EXERCISE TASK | All lines from the line containing "Transcribe the text in this document." up to and including the last line of the listing below should be echoed exactly; no other lines belong in the response.

RECORDED DATA |

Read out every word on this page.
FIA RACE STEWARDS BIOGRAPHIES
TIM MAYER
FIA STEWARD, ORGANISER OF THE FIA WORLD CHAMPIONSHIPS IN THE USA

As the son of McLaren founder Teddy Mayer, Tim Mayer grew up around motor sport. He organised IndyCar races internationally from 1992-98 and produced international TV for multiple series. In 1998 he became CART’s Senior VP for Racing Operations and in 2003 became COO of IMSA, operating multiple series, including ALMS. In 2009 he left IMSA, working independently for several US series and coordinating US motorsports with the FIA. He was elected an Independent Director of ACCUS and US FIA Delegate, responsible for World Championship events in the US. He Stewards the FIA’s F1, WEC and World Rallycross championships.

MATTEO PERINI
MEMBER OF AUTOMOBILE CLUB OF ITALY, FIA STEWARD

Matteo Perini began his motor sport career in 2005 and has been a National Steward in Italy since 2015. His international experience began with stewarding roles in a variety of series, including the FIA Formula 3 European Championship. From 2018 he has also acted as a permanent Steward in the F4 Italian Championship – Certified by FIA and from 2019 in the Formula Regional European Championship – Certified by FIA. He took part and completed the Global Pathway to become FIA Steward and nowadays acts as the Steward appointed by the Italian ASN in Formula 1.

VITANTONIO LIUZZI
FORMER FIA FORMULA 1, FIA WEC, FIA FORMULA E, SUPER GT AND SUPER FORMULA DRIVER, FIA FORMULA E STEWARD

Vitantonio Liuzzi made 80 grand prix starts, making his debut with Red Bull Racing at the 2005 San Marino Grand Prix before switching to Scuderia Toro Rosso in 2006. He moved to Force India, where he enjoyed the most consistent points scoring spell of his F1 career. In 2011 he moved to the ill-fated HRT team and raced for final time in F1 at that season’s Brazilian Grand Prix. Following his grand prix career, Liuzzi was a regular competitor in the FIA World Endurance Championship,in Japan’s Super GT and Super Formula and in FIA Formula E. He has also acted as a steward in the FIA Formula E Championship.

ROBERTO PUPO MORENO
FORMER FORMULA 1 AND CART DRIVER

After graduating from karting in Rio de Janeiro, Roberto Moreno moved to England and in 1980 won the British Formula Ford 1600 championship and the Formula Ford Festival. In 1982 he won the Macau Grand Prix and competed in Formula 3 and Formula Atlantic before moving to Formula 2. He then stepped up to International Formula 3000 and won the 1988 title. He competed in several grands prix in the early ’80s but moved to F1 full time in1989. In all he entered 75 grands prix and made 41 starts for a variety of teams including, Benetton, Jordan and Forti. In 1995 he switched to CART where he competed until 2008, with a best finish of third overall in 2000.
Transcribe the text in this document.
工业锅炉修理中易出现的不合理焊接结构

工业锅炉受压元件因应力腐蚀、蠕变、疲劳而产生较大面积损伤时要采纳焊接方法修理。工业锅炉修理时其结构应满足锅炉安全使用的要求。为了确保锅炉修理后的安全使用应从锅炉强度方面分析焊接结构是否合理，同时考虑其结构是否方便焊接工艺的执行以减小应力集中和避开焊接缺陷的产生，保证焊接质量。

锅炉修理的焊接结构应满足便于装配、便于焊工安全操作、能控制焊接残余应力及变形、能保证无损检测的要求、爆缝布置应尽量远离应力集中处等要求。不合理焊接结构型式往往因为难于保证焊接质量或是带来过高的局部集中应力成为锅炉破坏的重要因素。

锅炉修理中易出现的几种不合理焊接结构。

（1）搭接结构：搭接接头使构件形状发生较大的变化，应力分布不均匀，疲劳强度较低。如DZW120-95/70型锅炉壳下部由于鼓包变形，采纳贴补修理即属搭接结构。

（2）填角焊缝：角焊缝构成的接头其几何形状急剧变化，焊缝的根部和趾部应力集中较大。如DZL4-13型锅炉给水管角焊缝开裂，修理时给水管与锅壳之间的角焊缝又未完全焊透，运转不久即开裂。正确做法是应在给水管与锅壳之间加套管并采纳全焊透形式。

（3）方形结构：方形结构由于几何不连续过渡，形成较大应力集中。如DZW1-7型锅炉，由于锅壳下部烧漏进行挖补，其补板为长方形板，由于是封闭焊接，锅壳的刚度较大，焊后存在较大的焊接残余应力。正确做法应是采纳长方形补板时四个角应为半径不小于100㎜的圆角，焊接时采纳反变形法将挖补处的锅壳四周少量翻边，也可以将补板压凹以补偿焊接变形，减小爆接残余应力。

EXPECTED OUTPUT |
Transcribe the text in this document.
工业锅炉修理中易出现的不合理焊接结构

工业锅炉受压元件因应力腐蚀、蠕变、疲劳而产生较大面积损伤时要采纳焊接方法修理。工业锅炉修理时其结构应满足锅炉安全使用的要求。为了确保锅炉修理后的安全使用应从锅炉强度方面分析焊接结构是否合理，同时考虑其结构是否方便焊接工艺的执行以减小应力集中和避开焊接缺陷的产生，保证焊接质量。

锅炉修理的焊接结构应满足便于装配、便于焊工安全操作、能控制焊接残余应力及变形、能保证无损检测的要求、爆缝布置应尽量远离应力集中处等要求。不合理焊接结构型式往往因为难于保证焊接质量或是带来过高的局部集中应力成为锅炉破坏的重要因素。

锅炉修理中易出现的几种不合理焊接结构。

（1）搭接结构：搭接接头使构件形状发生较大的变化，应力分布不均匀，疲劳强度较低。如DZW120-95/70型锅炉壳下部由于鼓包变形，采纳贴补修理即属搭接结构。

（2）填角焊缝：角焊缝构成的接头其几何形状急剧变化，焊缝的根部和趾部应力集中较大。如DZL4-13型锅炉给水管角焊缝开裂，修理时给水管与锅壳之间的角焊缝又未完全焊透，运转不久即开裂。正确做法是应在给水管与锅壳之间加套管并采纳全焊透形式。

（3）方形结构：方形结构由于几何不连续过渡，形成较大应力集中。如DZW1-7型锅炉，由于锅壳下部烧漏进行挖补，其补板为长方形板，由于是封闭焊接，锅壳的刚度较大，焊后存在较大的焊接残余应力。正确做法应是采纳长方形补板时四个角应为半径不小于100㎜的圆角，焊接时采纳反变形法将挖补处的锅壳四周少量翻边，也可以将补板压凹以补偿焊接变形，减小爆接残余应力。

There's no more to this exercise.